__Exercise A__
Can you repeat the eBay listing article word for word, from "The seller, alike, would" to "most potential buyers."?
__Exercise B__
Answer these questions from the eBay listing article:
(i) What does eBay call the Buy It Now format?
(ii) For how many years at the start of the writer's reselling life did auctions rule the reseller world?
(iii) Which part of an auction was the most exciting?

__Page__
##############################

Should I sell my items as an auction on eBay? Or as a Buy It Now listing? This is the most common question I am asked routinely by both new and longtime resellers alike. It may seem like a very simple question with an easy answer, but that, unfortunately, is not the case.
Some items will always sell best as an auction, while others will do far better as a Buy It Now format or a fixed price listing, as eBay calls them. There are, of course, other factors that must be considered, such as the value, scarcity, and overall demand of the items in question. Both formats have their own usefulness and can be effective tools when used properly. It will all come down to what you are selling, more so than anything else.
Prior to a decade or so ago, the only option that was available was an auction format. For the first ten or fifteen years of my reselling life, auctions ruled the reseller world. The Buy It Now format, or BIN for short, is a relatively new feature in reselling. When eBay first introduced the BIN format, many people were very reluctant to dive in, having seen so much success from running auctions for so long.
Auctions were also entertaining and a thrill for both the buyer and seller back in those days. Everyone loved watching the prices climb over the life of the auction. The potential buyer would be watching the auction all week long in anticipation, and in hopes of being the winner.
The seller, alike, would be fixated on their computer screens watching its progress throughout the week, but it was the last 30 seconds of the auction that was the most exciting. That is when all the action would start to happen. The last ten seconds of most auctions was purely exhilarating (most of the time) with many items shooting up hundreds, if not thousands, of dollars in just those last few seconds.
But times have drastically changed and so has the want and need to get your purchased items more quickly. Most buyers want their items now and not later. Waiting a week or more for an auction to end is just far too long to wait for most potential buyers.

##############################

__Excerpted records__
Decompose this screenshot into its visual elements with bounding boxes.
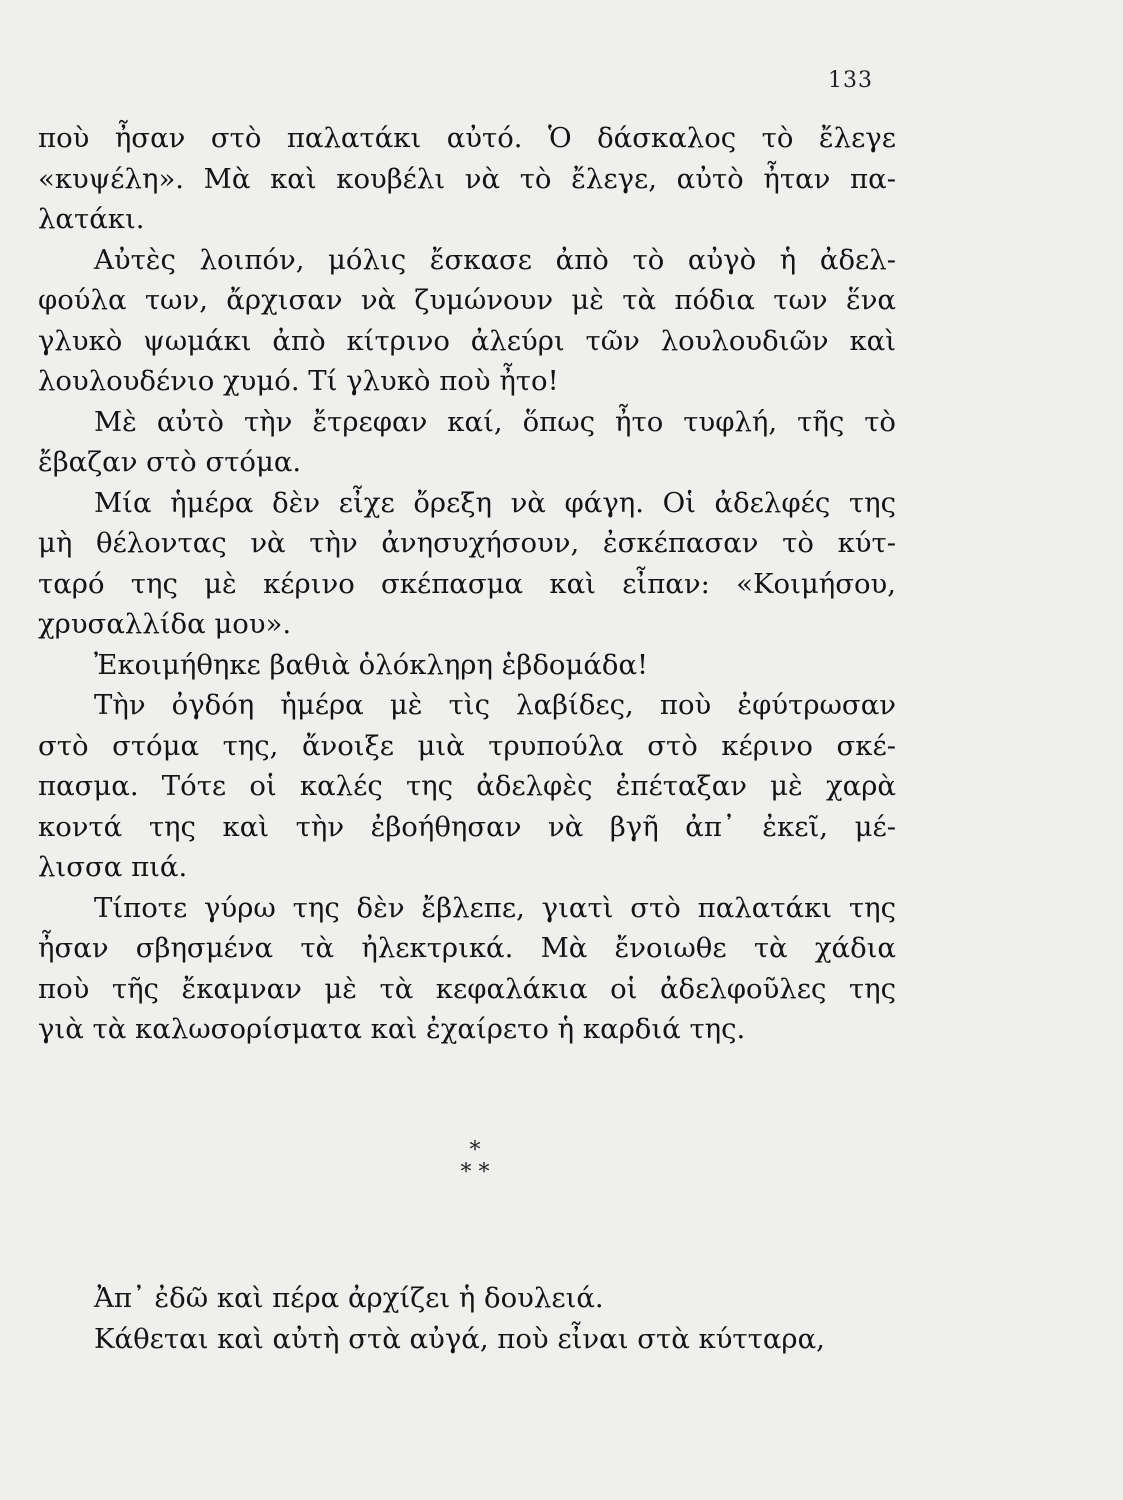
text-line: χρυσαλλίδα μου». (38, 608, 292, 640)
body-text (38, 118, 896, 1050)
text-line: Μὲ αὐτὸ τὴν ἔτρεφαν καί, ὅπως ἦτο τυφλή, τῆς τὸ (94, 405, 896, 438)
section-text (38, 1278, 896, 1359)
text-line: «κυψέλη». Μὰ καὶ κουβέλι νὰ τὸ ἔλεγε, αὐτὸ ἦταν πα- (38, 162, 896, 195)
text-line: φούλα των, ἄρχισαν νὰ ζυμώνουν μὲ τὰ πόδια των ἕνα (38, 284, 896, 316)
separator-top-asterisk: * (469, 1138, 481, 1163)
page-number: 133 (828, 68, 873, 93)
text-line: λατάκι. (38, 203, 145, 235)
text-line: ἔβαζαν στὸ στόμα. (38, 446, 302, 478)
text-line: πασμα. Τότε οἱ καλές της ἀδελφὲς ἐπέταξαν μὲ χαρὰ (38, 770, 896, 802)
text-line: Κάθεται καὶ αὐτὴ στὰ αὐγά, ποὺ εἶναι στὰ κύτταρα, (94, 1322, 825, 1355)
text-line: ταρό της μὲ κέρινο σκέπασμα καὶ εἶπαν: «Κοιμήσου, (38, 567, 896, 600)
text-line: Ἀπ᾿ ἐδῶ καὶ πέρα ἀρχίζει ἡ δουλειά. (94, 1282, 604, 1314)
text-line: κοντά της καὶ τὴν ἐβοήθησαν νὰ βγῆ ἀπ᾿ ἐκεῖ, μέ- (38, 810, 896, 843)
text-line: Τίποτε γύρω της δὲν ἔβλεπε, γιατὶ στὸ παλατάκι της (94, 891, 896, 924)
text-line: μὴ θέλοντας νὰ τὴν ἀνησυχήσουν, ἐσκέπασαν τὸ κύτ- (38, 527, 896, 559)
separator-bottom-asterisks: * * (460, 1160, 490, 1185)
text-line: Αὐτὲς λοιπόν, μόλις ἔσκασε ἀπὸ τὸ αὐγὸ ἡ ἀδελ- (94, 243, 896, 276)
text-line: Μία ἡμέρα δὲν εἶχε ὄρεξη νὰ φάγη. Οἱ ἀδελφές της (94, 486, 896, 519)
text-line: λισσα πιά. (38, 851, 188, 883)
text-line: ποὺ τῆς ἔκαμναν μὲ τὰ κεφαλάκια οἱ ἀδελφοῦλες της (38, 972, 896, 1005)
text-line: ἦσαν σβησμένα τὰ ἠλεκτρικά. Μὰ ἔνοιωθε τὰ χάδια (38, 932, 896, 964)
text-line: λουλουδένιο χυμό. Τί γλυκὸ ποὺ ἦτο! (38, 365, 559, 397)
text-line: Ἐκοιμήθηκε βαθιὰ ὁλόκληρη ἑβδομάδα! (94, 648, 649, 681)
text-line: ποὺ ἦσαν στὸ παλατάκι αὐτό. Ὁ δάσκαλος τὸ ἔλεγε (38, 122, 896, 154)
text-line: στὸ στόμα της, ἄνοιξε μιὰ τρυπούλα στὸ κέρινο σκέ- (38, 729, 896, 762)
text-line: Τὴν ὀγδόη ἡμέρα μὲ τὶς λαβίδες, ποὺ ἐφύτρωσαν (94, 689, 896, 721)
text-line: γιὰ τὰ καλωσορίσματα καὶ ἐχαίρετο ἡ καρδιά της. (38, 1013, 746, 1045)
text-line: γλυκὸ ψωμάκι ἀπὸ κίτρινο ἀλεύρι τῶν λουλουδιῶν καὶ (38, 324, 896, 357)
section-separator (440, 1140, 510, 1184)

##############################

__Exercise solution A__
The seller, alike, would be fixated on their computer screens watching its progress throughout the week, but it was the last 30 seconds of the auction that was the most exciting. That is when all the action would start to happen. The last ten seconds of most auctions was purely exhilarating (most of the time) with many items shooting up hundreds, if not thousands, of dollars in just those last few seconds.
But times have drastically changed and so has the want and need to get your purchased items more quickly. Most buyers want their items now and not later. Waiting a week or more for an auction to end is just far too long to wait for most potential buyers.

__Exercise solution B__
(i) A fixed price listing.
(ii) The first ten or fifteen years.
(iii) The last 30 seconds.